__RECORDS TO PROCESS__:
========

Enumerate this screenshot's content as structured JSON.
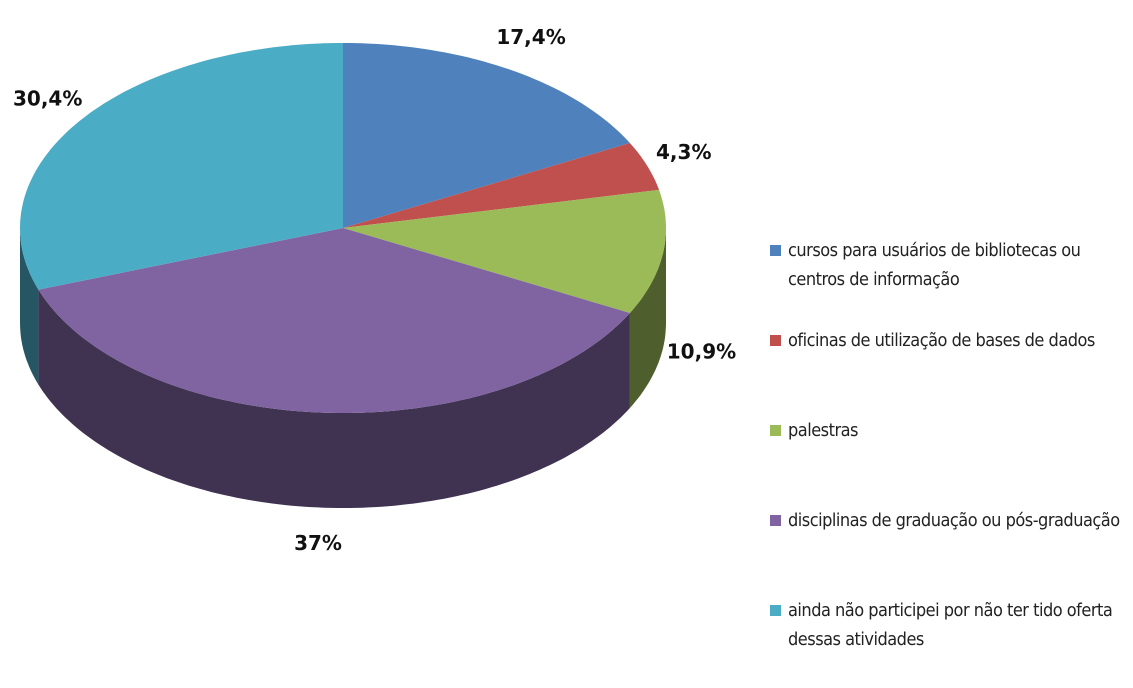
{
  "chart_data": {
    "type": "pie",
    "categories": [
      "cursos para usuários de bibliotecas ou centros de informação",
      "oficinas de utilização  de bases de dados",
      "palestras",
      "disciplinas de graduação ou pós-graduação",
      "ainda não participei por não ter tido oferta dessas atividades"
    ],
    "values": [
      17.4,
      4.3,
      10.9,
      37,
      30.4
    ],
    "value_labels": [
      "17,4%",
      "4,3%",
      "10,9%",
      "37%",
      "30,4%"
    ],
    "colors": [
      "#4f81bd",
      "#c0504d",
      "#9bbb59",
      "#8064a2",
      "#4bacc6"
    ],
    "legend": "right"
  }
}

========

__WHAT IS ASKED__: Can the entries above be repeated exactly, without their pictures?

__COMPLETE ANSWER__:
Enumerate this screenshot's content as structured JSON.
{
  "chart_data": {
    "type": "pie",
    "categories": [
      "cursos para usuários de bibliotecas ou centros de informação",
      "oficinas de utilização  de bases de dados",
      "palestras",
      "disciplinas de graduação ou pós-graduação",
      "ainda não participei por não ter tido oferta dessas atividades"
    ],
    "values": [
      17.4,
      4.3,
      10.9,
      37,
      30.4
    ],
    "value_labels": [
      "17,4%",
      "4,3%",
      "10,9%",
      "37%",
      "30,4%"
    ],
    "colors": [
      "#4f81bd",
      "#c0504d",
      "#9bbb59",
      "#8064a2",
      "#4bacc6"
    ],
    "legend": "right"
  }
}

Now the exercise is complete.